> **JOB A**: According to the passage on LANL's transuranic waste programs, what is the QA plan description in the Certification Plan simplified to?

> **EXCERPTED PASSAGE**:
--- start ---
A challenge at LANL, like at all DOE TRU waste generator and storage sites, is to ensure compliance with the increasing TRU waste management requirements with decreasing DOE funding. To meet this challenge, LANL has implemented three major programs to reduce TRU waste certification costs:
PROGRAM CONSOLIDATION
This process was initiated when program documents, including the Los Alamos National Laboratory Transuranic Waste Quality Assurance Project Plan (6) (QAPjP), Los Alamos National Laboratory Transuranic Waste Sampling Plan (7) (LANL 1995b), Los Alamos National Laboratory Transuranic Waste Certification Plan (8), and the LANL Compliance Plan for TRUPACT-II Authorized Methods for Payload Control (9) (TRAMPAC) were still under development. Decisions were made early on to follow the same format for all of these documents, to adopt the same quality management document and reduce repetition of overlapping WIPP WAC requirements. When new CAO guidance to reflect QAPD requirements in the site QA program was received, it was implemented by rewriting the QAPjP and using this document as the overriding QA plan for the certification, transportation , and characterization programs. The QA plan description required in the Certification Plan (Chapter 5) is thus simplified to one table that provides a road map between the QAPD elements and the implementing procedures. A separate QA plan for compliance with 10 CFR 71, Subpart H, for transportation packaging, is not used. Instead, the specialized requirements for packaging use are implemented through operating procedures under a QA program that includes the necessary NQA-1 elements. An overview of the CAO requirements documents and the LANL site implementing documents is shown in Fig. 1.
--- end ---
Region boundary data
--- start ---
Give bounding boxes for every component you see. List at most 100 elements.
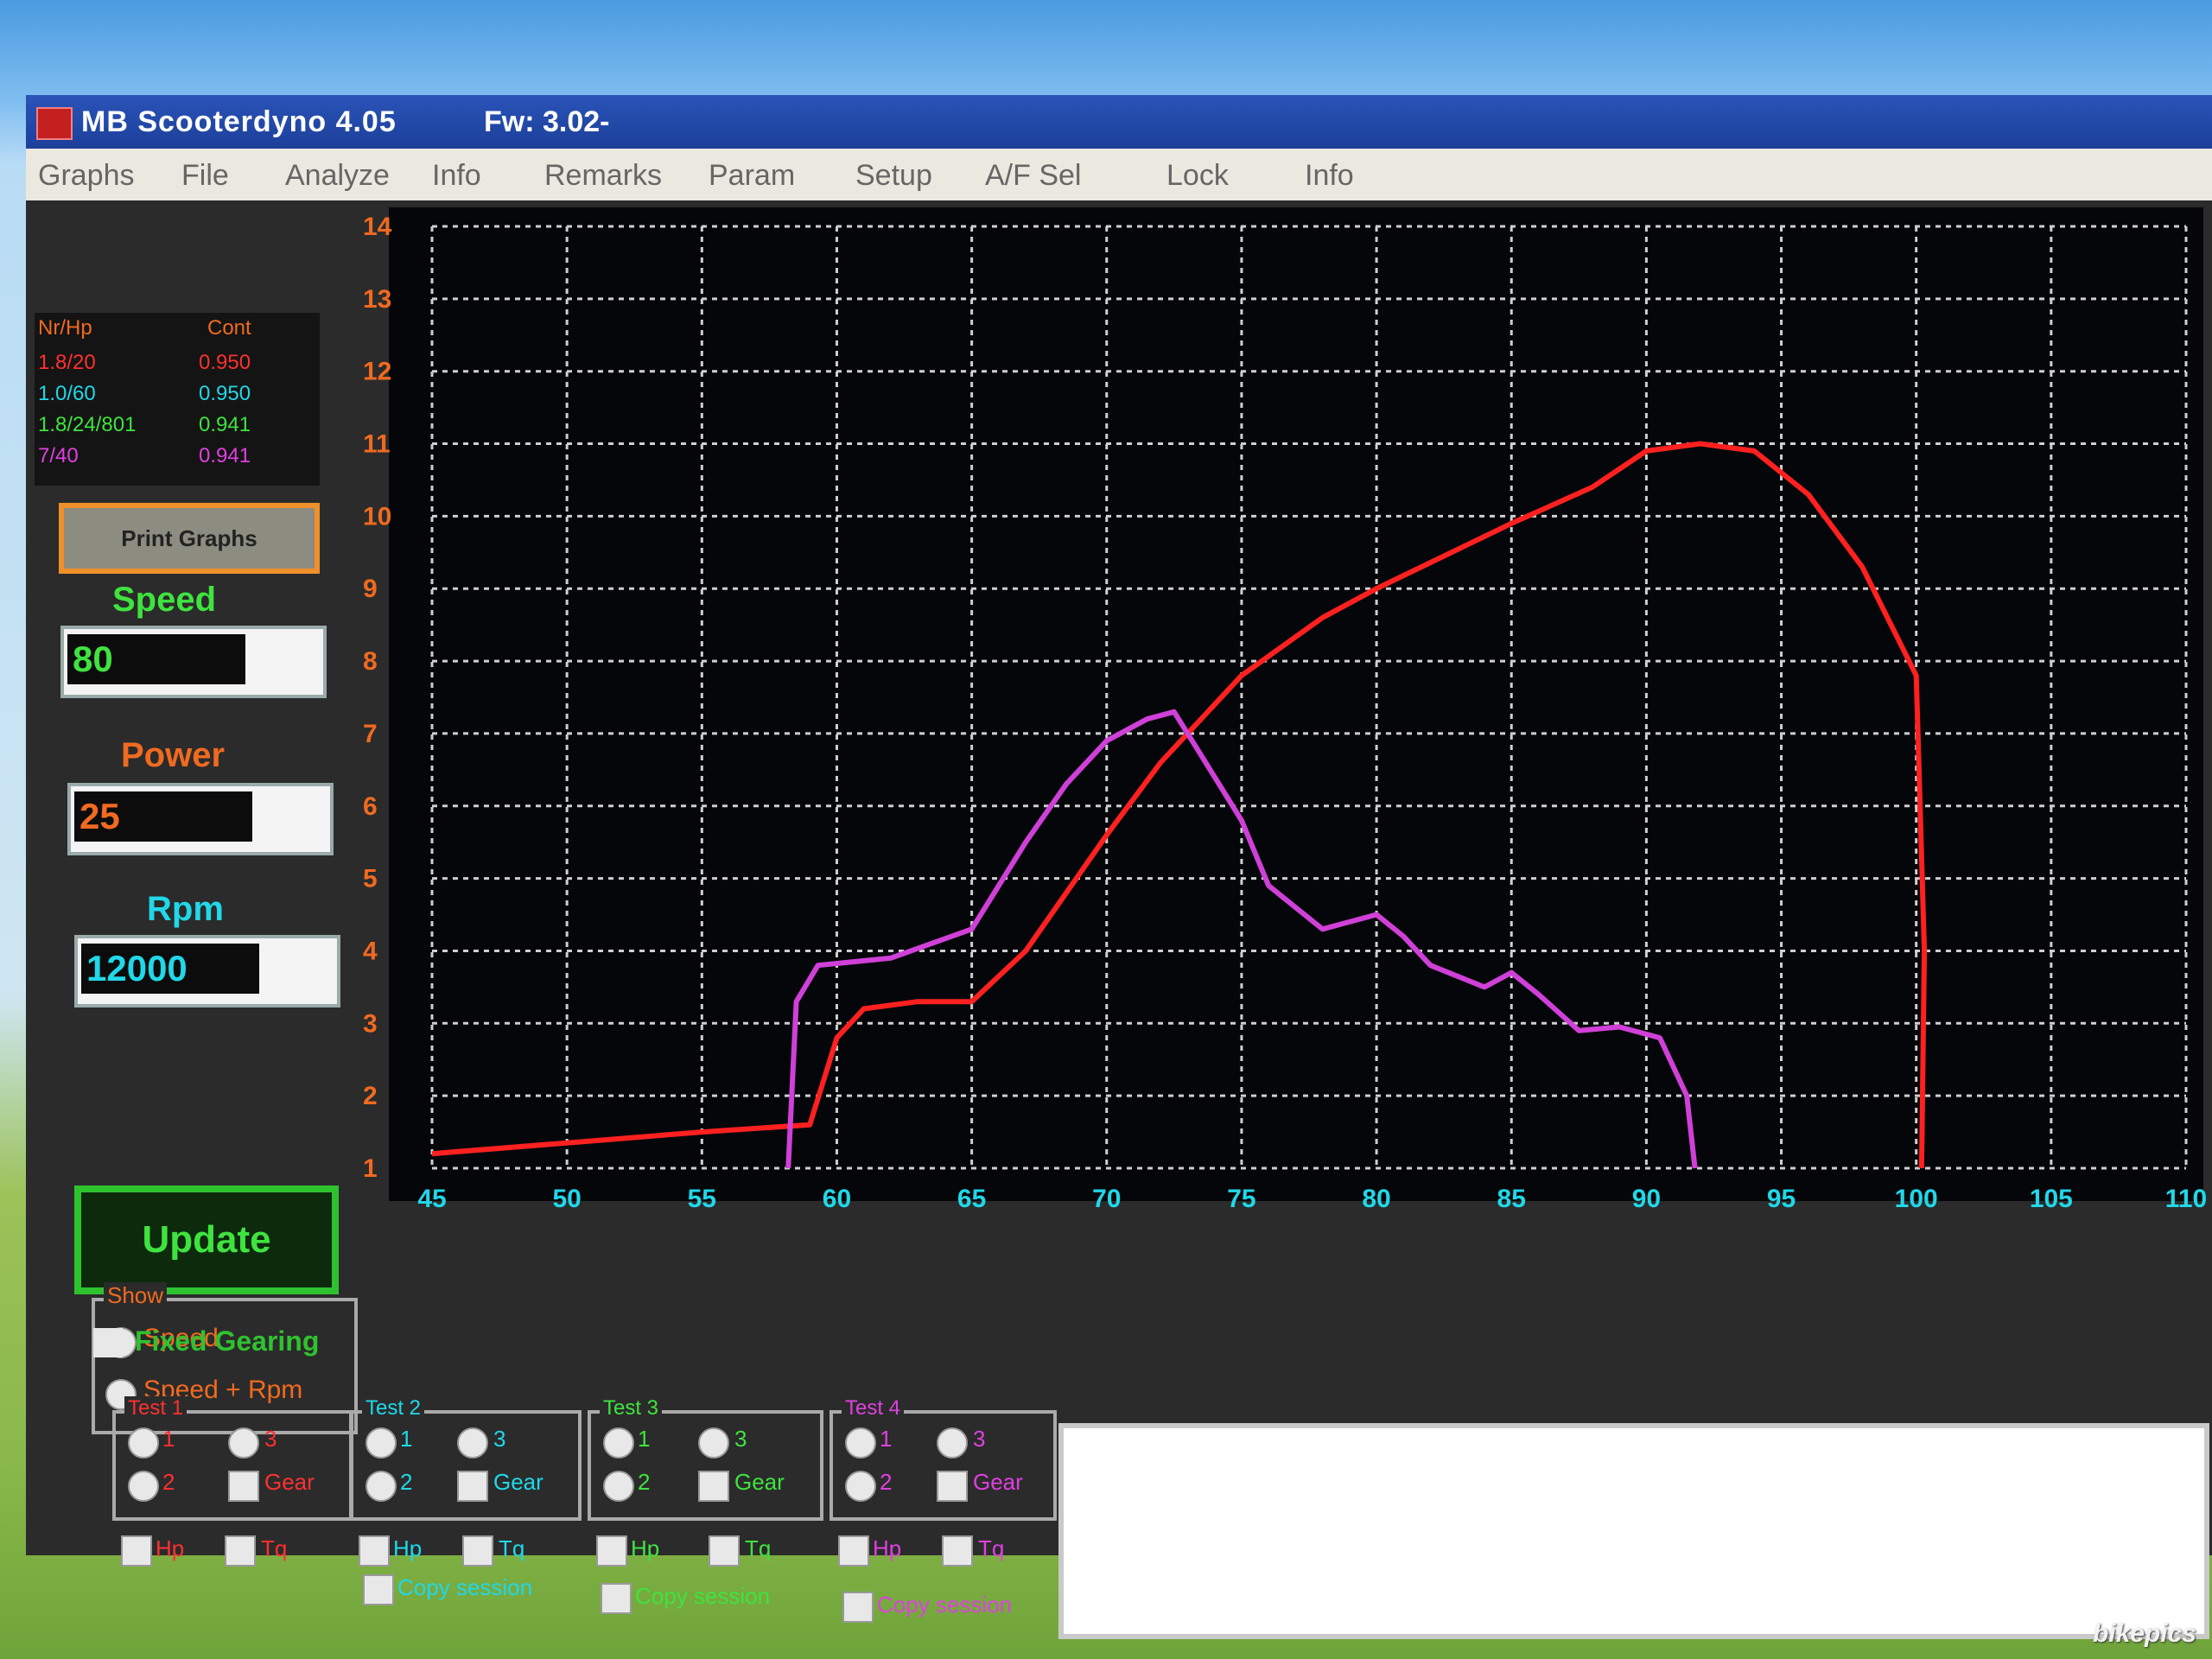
test-3-tq-checkbox[interactable] bbox=[709, 1535, 740, 1567]
y-tick-label: 1 bbox=[363, 1154, 378, 1183]
test-4-radio-1[interactable] bbox=[845, 1427, 876, 1459]
test-4-copy-label: Copy session bbox=[877, 1592, 1013, 1618]
test-4-label-1: 1 bbox=[880, 1426, 893, 1452]
test-3-title: Test 3 bbox=[600, 1396, 663, 1421]
test-4-gear-label: Gear bbox=[973, 1469, 1023, 1495]
test-2-tq-checkbox[interactable] bbox=[462, 1535, 493, 1567]
plot-area bbox=[389, 207, 2203, 1201]
test-1-gear-label: Gear bbox=[264, 1469, 315, 1495]
test-2-label-1: 1 bbox=[400, 1426, 413, 1452]
legend-header-1: Nr/Hp bbox=[38, 316, 92, 340]
test-3-radio-3[interactable] bbox=[698, 1427, 729, 1459]
test-3-copy-checkbox[interactable] bbox=[601, 1583, 632, 1614]
firmware-version: Fw: 3.02- bbox=[484, 105, 610, 138]
test-1-radio-1[interactable] bbox=[128, 1427, 159, 1459]
test-4-hp-label: Hp bbox=[873, 1535, 902, 1561]
legend-row-name: 1.0/60 bbox=[38, 382, 96, 405]
y-tick-label: 12 bbox=[363, 358, 391, 386]
dyno-chart: 1 2 3 4 5 6 7 8 9 10 11 12 13 14 45 50 55 60 65 70 75 80 85 90… bbox=[26, 200, 2212, 1639]
fixed-gearing-checkbox[interactable] bbox=[93, 1328, 123, 1357]
legend: Nr/Hp Cont 1.8/20 0.950 1.0/60 0.950 1.8… bbox=[35, 313, 320, 486]
y-tick-label: 13 bbox=[363, 285, 391, 314]
test-2-hp-checkbox[interactable] bbox=[359, 1535, 390, 1567]
x-tick-label: 85 bbox=[1497, 1185, 1526, 1213]
test-2-label-3: 3 bbox=[493, 1426, 506, 1452]
menu-param[interactable]: Param bbox=[709, 159, 795, 193]
test-2-gear-checkbox[interactable] bbox=[457, 1471, 488, 1502]
test-4-hp-checkbox[interactable] bbox=[838, 1535, 869, 1567]
test-1-label-3: 3 bbox=[264, 1426, 277, 1452]
menu-af-sel[interactable]: A/F Sel bbox=[985, 159, 1081, 193]
test-4-copy-checkbox[interactable] bbox=[842, 1592, 874, 1623]
y-tick-label: 5 bbox=[363, 865, 378, 893]
test-1-radio-3[interactable] bbox=[228, 1427, 259, 1459]
rpm-label: Rpm bbox=[147, 890, 224, 928]
test-3-hp-checkbox[interactable] bbox=[596, 1535, 627, 1567]
menu-graphs[interactable]: Graphs bbox=[38, 159, 135, 193]
x-tick-label: 100 bbox=[1895, 1185, 1938, 1213]
test-1-label-1: 1 bbox=[162, 1426, 175, 1452]
test-1-tq-checkbox[interactable] bbox=[225, 1535, 256, 1567]
test-4-tq-label: Tq bbox=[978, 1535, 1005, 1561]
y-tick-label: 9 bbox=[363, 575, 378, 603]
test-3-label-3: 3 bbox=[734, 1426, 747, 1452]
speed-value: 80 bbox=[67, 634, 245, 684]
test-3-gear-checkbox[interactable] bbox=[698, 1471, 729, 1502]
title-bar: MB Scooterdyno 4.05 Fw: 3.02- bbox=[26, 95, 2212, 149]
test-4-title: Test 4 bbox=[842, 1396, 905, 1421]
test-2-gear-label: Gear bbox=[493, 1469, 543, 1495]
test-4-gear-checkbox[interactable] bbox=[937, 1471, 968, 1502]
test-4-radio-3[interactable] bbox=[937, 1427, 968, 1459]
menu-analyze[interactable]: Analyze bbox=[285, 159, 390, 193]
legend-header-2: Cont bbox=[207, 316, 251, 340]
test-2-copy-checkbox[interactable] bbox=[363, 1574, 394, 1605]
test-1-radio-2[interactable] bbox=[128, 1471, 159, 1502]
test-3-label-1: 1 bbox=[638, 1426, 651, 1452]
test-3-radio-2[interactable] bbox=[603, 1471, 634, 1502]
left-panel: Nr/Hp Cont 1.8/20 0.950 1.0/60 0.950 1.8… bbox=[35, 313, 358, 1434]
test-3-tq-label: Tq bbox=[745, 1535, 772, 1561]
test-1-hp-checkbox[interactable] bbox=[121, 1535, 152, 1567]
update-button[interactable]: Update bbox=[74, 1185, 339, 1294]
menu-lock[interactable]: Lock bbox=[1166, 159, 1229, 193]
test-3-radio-1[interactable] bbox=[603, 1427, 634, 1459]
test-1-hp-label: Hp bbox=[156, 1535, 185, 1561]
x-tick-label: 105 bbox=[2030, 1185, 2073, 1213]
print-graphs-button[interactable]: Print Graphs bbox=[59, 503, 320, 574]
speed-field[interactable]: 80 bbox=[60, 626, 327, 698]
power-field[interactable]: 25 bbox=[67, 783, 334, 855]
test-2-radio-3[interactable] bbox=[457, 1427, 488, 1459]
test-2-hp-label: Hp bbox=[393, 1535, 423, 1561]
test-3-group: Test 3 1 2 3 Gear bbox=[588, 1396, 823, 1521]
menu-file[interactable]: File bbox=[181, 159, 229, 193]
test-1-tq-label: Tq bbox=[261, 1535, 288, 1561]
test-2-tq-label: Tq bbox=[499, 1535, 525, 1561]
test-1-title: Test 1 bbox=[124, 1396, 188, 1421]
test-2-copy-label: Copy session bbox=[397, 1574, 533, 1600]
test-2-radio-2[interactable] bbox=[365, 1471, 397, 1502]
test-2-label-2: 2 bbox=[400, 1469, 413, 1495]
x-tick-label: 110 bbox=[2165, 1185, 2207, 1213]
test-4-tq-checkbox[interactable] bbox=[942, 1535, 973, 1567]
watermark: bikepics bbox=[2092, 1619, 2196, 1648]
test-3-hp-label: Hp bbox=[631, 1535, 660, 1561]
menu-remarks[interactable]: Remarks bbox=[544, 159, 662, 193]
app-title: MB Scooterdyno 4.05 bbox=[81, 105, 397, 138]
y-tick-label: 4 bbox=[363, 937, 378, 965]
test-4-label-3: 3 bbox=[973, 1426, 986, 1452]
remarks-textbox[interactable] bbox=[1058, 1423, 2209, 1639]
x-tick-label: 90 bbox=[1632, 1185, 1661, 1213]
menu-info[interactable]: Info bbox=[432, 159, 481, 193]
x-tick-label: 50 bbox=[552, 1185, 581, 1213]
legend-row-name: 7/40 bbox=[38, 444, 79, 467]
menu-setup[interactable]: Setup bbox=[855, 159, 932, 193]
test-3-label-2: 2 bbox=[638, 1469, 651, 1495]
rpm-field[interactable]: 12000 bbox=[74, 935, 340, 1007]
speed-label: Speed bbox=[112, 581, 217, 619]
test-4-radio-2[interactable] bbox=[845, 1471, 876, 1502]
test-2-radio-1[interactable] bbox=[365, 1427, 397, 1459]
menu-info-2[interactable]: Info bbox=[1305, 159, 1354, 193]
test-3-gear-label: Gear bbox=[734, 1469, 785, 1495]
y-tick-label: 11 bbox=[363, 430, 391, 459]
test-1-gear-checkbox[interactable] bbox=[228, 1471, 259, 1502]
--- end ---
> **JOB B**: Copy out the rows verbatim, starting at the row that contains "test-3-tq-checkbox[interactable] bbox=[709, 1535, 740, 1567]" and ending at the row that contains "test-3-radio-3[interactable] bbox=[698, 1427, 729, 1459]".

> **RESPONSE A**: One table that provides a road map between the QAPD elements and the implementing procedures.

> **RESPONSE B**:
test-3-tq-checkbox[interactable] bbox=[709, 1535, 740, 1567]
y-tick-label: 1 bbox=[363, 1154, 378, 1183]
test-4-radio-1[interactable] bbox=[845, 1427, 876, 1459]
test-4-copy-label: Copy session bbox=[877, 1592, 1013, 1618]
test-4-label-1: 1 bbox=[880, 1426, 893, 1452]
test-3-title: Test 3 bbox=[600, 1396, 663, 1421]
test-4-gear-label: Gear bbox=[973, 1469, 1023, 1495]
test-2-tq-checkbox[interactable] bbox=[462, 1535, 493, 1567]
plot-area bbox=[389, 207, 2203, 1201]
test-1-gear-label: Gear bbox=[264, 1469, 315, 1495]
test-2-label-1: 1 bbox=[400, 1426, 413, 1452]
legend-header-1: Nr/Hp bbox=[38, 316, 92, 340]
test-3-radio-3[interactable] bbox=[698, 1427, 729, 1459]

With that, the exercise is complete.